- [Stored data]:
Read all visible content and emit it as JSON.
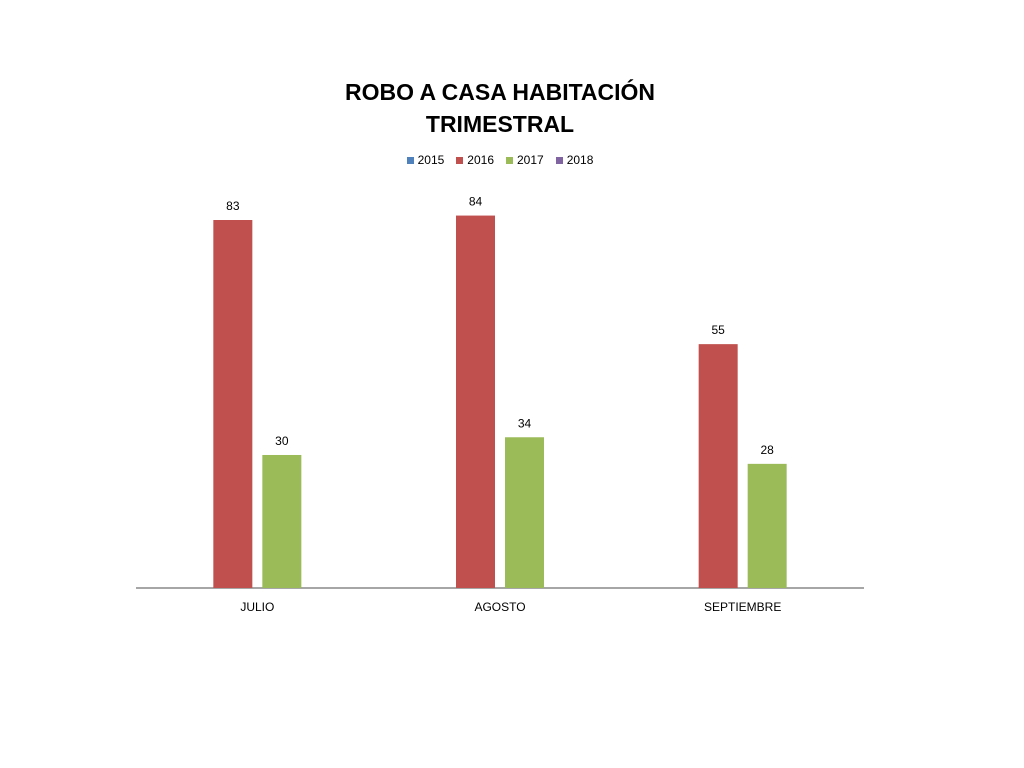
{
  "chart_data": {
    "type": "bar",
    "title": [
      "ROBO A CASA HABITACIÓN",
      "TRIMESTRAL"
    ],
    "xlabel": "",
    "ylabel": "",
    "ylim": [
      0,
      90
    ],
    "grid": false,
    "legend_position": "top",
    "categories": [
      "JULIO",
      "AGOSTO",
      "SEPTIEMBRE"
    ],
    "series": [
      {
        "name": "2015",
        "color": "#4F81BD",
        "values": [
          null,
          null,
          null
        ]
      },
      {
        "name": "2016",
        "color": "#C0504D",
        "values": [
          83,
          84,
          55
        ]
      },
      {
        "name": "2017",
        "color": "#9BBB59",
        "values": [
          30,
          34,
          28
        ]
      },
      {
        "name": "2018",
        "color": "#8064A2",
        "values": [
          null,
          null,
          null
        ]
      }
    ]
  }
}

- [Work required]: State how many lines of the records hold the string "name", and nothing else.

- [Answer for this exercise]: 4